Search the data for the word "pour" and copy every line where it occurs.

#####

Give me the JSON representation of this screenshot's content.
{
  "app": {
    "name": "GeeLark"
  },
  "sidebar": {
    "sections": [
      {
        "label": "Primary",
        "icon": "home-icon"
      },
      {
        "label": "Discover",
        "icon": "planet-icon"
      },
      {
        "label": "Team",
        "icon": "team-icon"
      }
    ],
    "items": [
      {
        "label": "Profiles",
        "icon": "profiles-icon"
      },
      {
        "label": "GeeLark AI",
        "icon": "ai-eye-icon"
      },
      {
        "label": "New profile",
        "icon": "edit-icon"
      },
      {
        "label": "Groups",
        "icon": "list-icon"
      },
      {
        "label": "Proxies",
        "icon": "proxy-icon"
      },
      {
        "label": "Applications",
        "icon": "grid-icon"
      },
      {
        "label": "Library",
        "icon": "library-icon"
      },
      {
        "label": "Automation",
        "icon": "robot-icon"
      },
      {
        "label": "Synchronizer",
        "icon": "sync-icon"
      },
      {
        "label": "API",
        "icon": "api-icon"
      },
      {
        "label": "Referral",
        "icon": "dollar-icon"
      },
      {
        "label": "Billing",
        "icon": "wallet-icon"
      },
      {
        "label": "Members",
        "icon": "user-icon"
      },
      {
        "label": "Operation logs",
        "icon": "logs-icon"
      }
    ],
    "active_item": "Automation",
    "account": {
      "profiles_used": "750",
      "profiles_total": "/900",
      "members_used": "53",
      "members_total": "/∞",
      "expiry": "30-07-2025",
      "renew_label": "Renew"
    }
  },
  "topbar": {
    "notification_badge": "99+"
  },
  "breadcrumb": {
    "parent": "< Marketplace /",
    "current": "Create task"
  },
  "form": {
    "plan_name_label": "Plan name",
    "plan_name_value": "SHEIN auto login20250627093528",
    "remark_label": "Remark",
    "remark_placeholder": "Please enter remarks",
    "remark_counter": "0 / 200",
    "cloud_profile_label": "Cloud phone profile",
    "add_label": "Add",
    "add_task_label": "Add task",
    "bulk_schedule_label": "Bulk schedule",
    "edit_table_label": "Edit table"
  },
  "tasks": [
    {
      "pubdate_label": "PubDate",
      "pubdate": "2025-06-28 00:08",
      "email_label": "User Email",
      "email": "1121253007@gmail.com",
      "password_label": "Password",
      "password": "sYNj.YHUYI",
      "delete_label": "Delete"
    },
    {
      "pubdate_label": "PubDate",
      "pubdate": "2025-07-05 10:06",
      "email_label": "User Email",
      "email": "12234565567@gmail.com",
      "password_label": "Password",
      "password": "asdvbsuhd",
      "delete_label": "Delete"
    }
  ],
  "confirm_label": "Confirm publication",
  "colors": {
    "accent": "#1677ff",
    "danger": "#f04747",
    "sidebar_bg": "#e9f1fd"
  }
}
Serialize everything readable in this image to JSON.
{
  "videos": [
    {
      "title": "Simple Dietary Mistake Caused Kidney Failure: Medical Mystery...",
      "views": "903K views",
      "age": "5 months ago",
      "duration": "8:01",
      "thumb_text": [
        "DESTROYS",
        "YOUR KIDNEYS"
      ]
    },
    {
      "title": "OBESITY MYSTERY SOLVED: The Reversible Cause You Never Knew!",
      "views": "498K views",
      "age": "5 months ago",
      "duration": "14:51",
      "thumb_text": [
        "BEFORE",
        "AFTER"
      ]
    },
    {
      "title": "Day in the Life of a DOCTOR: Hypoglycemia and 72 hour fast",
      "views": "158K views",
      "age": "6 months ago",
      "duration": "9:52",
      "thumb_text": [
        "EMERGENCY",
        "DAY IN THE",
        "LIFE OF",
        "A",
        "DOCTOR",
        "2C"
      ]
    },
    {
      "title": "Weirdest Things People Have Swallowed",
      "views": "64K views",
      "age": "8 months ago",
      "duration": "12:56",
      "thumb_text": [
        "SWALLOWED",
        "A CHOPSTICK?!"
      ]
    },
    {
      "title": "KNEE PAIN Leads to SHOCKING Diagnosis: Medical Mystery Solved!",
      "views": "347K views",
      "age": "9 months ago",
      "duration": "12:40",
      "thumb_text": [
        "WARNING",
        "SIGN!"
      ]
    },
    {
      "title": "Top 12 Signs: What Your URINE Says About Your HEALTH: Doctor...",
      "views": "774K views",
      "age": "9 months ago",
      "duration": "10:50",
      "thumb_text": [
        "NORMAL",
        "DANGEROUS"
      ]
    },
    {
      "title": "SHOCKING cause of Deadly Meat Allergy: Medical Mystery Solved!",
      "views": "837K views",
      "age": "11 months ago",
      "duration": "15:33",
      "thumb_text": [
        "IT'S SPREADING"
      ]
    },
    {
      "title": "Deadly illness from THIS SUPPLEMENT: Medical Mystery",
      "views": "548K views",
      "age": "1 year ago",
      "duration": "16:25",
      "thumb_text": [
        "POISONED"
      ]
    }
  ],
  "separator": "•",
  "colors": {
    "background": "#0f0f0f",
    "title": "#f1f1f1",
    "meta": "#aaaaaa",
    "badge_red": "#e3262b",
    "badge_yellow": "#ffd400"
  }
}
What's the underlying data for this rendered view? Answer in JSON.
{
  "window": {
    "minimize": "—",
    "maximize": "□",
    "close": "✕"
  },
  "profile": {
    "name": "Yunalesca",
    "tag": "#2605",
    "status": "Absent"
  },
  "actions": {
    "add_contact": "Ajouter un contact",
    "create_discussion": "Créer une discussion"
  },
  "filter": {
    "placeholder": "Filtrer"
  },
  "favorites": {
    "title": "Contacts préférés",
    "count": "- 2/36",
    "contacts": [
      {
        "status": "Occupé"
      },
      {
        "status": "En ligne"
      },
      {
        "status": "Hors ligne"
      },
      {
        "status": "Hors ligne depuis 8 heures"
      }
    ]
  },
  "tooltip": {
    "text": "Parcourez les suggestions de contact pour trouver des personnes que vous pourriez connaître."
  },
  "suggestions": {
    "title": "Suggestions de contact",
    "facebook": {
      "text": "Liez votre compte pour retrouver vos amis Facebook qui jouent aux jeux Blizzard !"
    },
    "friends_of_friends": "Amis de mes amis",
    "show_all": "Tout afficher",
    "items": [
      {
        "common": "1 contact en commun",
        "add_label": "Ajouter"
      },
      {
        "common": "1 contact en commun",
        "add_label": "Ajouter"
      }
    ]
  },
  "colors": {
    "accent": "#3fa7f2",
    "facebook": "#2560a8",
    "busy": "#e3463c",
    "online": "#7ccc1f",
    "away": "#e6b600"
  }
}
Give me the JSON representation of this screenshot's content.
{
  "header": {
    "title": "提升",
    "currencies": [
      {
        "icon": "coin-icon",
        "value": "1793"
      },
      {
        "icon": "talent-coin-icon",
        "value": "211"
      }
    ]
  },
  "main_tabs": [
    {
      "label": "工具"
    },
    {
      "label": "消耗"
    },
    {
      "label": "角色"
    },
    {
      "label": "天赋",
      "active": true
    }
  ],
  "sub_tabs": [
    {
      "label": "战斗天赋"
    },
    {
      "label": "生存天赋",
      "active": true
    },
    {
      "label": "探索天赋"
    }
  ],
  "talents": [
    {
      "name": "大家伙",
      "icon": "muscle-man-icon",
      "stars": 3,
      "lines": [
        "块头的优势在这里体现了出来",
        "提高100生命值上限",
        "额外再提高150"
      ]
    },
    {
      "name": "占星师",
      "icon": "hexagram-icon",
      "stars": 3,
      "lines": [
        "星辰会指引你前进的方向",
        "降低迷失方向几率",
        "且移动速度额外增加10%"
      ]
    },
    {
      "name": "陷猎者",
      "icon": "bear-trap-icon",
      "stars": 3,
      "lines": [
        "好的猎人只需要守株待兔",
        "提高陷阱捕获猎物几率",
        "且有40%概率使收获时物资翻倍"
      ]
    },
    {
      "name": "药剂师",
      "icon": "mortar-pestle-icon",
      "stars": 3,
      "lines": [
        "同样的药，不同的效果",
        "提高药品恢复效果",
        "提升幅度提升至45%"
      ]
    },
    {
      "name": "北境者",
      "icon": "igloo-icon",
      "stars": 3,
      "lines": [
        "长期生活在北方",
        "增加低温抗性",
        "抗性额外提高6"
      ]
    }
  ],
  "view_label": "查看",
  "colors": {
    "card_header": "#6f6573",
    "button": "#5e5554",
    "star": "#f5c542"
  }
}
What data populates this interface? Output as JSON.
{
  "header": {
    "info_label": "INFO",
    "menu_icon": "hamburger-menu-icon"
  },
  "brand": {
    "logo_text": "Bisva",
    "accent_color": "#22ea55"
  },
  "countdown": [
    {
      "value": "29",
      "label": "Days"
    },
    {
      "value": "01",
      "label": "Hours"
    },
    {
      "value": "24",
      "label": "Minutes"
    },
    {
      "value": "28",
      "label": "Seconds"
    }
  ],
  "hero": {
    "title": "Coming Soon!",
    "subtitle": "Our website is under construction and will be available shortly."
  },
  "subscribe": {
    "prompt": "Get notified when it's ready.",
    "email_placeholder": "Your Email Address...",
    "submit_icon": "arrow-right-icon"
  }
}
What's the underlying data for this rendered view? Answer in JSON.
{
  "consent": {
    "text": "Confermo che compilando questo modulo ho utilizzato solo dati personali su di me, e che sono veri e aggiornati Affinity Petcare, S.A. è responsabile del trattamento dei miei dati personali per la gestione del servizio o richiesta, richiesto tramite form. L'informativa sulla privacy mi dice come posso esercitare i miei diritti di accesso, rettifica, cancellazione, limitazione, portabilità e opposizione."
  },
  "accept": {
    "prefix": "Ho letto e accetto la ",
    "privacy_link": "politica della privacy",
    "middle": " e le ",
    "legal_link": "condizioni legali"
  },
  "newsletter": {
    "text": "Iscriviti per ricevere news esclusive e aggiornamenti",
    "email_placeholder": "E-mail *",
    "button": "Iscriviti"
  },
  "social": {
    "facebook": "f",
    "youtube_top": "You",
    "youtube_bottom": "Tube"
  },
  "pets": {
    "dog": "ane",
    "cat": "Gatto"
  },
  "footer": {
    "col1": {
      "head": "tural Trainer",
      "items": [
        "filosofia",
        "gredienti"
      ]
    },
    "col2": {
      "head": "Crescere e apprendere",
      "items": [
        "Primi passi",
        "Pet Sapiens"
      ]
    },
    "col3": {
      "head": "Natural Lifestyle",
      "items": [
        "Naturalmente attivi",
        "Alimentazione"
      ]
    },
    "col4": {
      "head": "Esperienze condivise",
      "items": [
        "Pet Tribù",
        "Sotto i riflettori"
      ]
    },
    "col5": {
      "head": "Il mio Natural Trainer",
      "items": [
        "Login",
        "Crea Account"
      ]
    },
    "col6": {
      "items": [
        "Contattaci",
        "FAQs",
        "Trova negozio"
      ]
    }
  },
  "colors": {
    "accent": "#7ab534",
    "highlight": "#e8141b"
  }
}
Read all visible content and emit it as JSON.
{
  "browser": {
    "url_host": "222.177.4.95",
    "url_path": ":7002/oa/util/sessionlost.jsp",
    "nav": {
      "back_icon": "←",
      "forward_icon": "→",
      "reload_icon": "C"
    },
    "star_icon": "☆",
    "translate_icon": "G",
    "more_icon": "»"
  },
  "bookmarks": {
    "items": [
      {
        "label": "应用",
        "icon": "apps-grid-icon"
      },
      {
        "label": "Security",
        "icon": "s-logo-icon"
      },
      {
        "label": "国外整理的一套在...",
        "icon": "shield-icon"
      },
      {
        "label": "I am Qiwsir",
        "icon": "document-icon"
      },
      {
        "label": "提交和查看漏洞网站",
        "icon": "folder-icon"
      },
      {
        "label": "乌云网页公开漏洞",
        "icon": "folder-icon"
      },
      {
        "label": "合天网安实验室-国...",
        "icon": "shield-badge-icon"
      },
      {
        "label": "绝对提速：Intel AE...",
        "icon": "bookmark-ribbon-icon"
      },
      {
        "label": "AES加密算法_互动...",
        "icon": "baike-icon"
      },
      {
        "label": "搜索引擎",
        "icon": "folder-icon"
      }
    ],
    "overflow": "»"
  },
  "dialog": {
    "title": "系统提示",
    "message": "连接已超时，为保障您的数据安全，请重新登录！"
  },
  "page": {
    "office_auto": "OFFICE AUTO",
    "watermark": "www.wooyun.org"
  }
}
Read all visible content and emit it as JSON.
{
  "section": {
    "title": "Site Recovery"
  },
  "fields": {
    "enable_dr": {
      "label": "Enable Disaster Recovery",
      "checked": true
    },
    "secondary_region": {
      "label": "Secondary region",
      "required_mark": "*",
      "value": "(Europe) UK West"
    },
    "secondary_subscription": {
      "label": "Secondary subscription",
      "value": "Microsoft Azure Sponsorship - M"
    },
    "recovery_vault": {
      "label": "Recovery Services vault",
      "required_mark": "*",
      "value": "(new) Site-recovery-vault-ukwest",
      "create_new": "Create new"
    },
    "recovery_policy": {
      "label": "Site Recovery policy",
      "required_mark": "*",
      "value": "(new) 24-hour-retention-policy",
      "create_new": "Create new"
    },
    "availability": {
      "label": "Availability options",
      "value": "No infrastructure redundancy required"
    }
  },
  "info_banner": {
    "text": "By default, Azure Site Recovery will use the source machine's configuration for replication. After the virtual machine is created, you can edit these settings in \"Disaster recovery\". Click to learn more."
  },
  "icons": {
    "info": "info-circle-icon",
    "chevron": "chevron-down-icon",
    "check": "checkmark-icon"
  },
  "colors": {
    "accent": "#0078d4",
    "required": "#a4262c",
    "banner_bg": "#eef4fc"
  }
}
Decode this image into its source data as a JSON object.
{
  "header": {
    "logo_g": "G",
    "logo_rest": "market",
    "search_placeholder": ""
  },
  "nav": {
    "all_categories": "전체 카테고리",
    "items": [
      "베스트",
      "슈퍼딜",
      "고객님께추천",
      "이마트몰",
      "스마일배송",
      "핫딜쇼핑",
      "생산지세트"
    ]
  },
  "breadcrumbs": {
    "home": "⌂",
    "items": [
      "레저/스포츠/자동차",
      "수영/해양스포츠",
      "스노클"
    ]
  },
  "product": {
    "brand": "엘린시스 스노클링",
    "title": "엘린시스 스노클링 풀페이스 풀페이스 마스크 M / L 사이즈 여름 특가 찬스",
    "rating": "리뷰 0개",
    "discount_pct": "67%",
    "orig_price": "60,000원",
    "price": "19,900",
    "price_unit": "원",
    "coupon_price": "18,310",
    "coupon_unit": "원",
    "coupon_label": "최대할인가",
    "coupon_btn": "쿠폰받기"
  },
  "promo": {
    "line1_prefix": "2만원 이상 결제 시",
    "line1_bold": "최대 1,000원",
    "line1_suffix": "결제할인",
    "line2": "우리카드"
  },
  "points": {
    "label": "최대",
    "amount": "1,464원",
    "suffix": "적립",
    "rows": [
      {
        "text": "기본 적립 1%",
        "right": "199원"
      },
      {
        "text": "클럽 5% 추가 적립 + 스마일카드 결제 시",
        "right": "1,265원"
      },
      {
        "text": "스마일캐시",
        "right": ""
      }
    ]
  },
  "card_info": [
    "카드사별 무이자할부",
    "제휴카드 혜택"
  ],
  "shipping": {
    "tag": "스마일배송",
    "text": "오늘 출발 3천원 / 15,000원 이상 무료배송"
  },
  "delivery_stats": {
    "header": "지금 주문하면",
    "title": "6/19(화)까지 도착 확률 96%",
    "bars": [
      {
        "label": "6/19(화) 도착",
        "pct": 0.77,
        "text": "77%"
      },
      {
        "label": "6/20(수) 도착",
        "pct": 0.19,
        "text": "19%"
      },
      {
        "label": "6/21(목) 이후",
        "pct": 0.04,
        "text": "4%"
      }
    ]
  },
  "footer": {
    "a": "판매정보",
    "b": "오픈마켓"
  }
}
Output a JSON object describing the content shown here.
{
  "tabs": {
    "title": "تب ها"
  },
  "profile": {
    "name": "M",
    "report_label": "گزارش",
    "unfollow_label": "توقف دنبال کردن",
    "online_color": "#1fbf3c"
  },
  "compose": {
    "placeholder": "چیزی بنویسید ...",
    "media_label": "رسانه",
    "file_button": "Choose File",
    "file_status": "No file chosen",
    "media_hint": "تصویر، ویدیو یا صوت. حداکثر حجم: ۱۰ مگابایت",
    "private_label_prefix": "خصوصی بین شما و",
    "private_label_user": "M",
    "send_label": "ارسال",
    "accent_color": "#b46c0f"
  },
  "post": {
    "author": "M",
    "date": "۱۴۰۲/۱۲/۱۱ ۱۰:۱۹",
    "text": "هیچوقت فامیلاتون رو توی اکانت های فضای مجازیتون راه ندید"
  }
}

#####

## [Reply to the exercise]
    "text": "Parcourez les suggestions de contact pour trouver des personnes que vous pourriez connaître."
      "text": "Liez votre compte pour retrouver vos amis Facebook qui jouent aux jeux Blizzard !"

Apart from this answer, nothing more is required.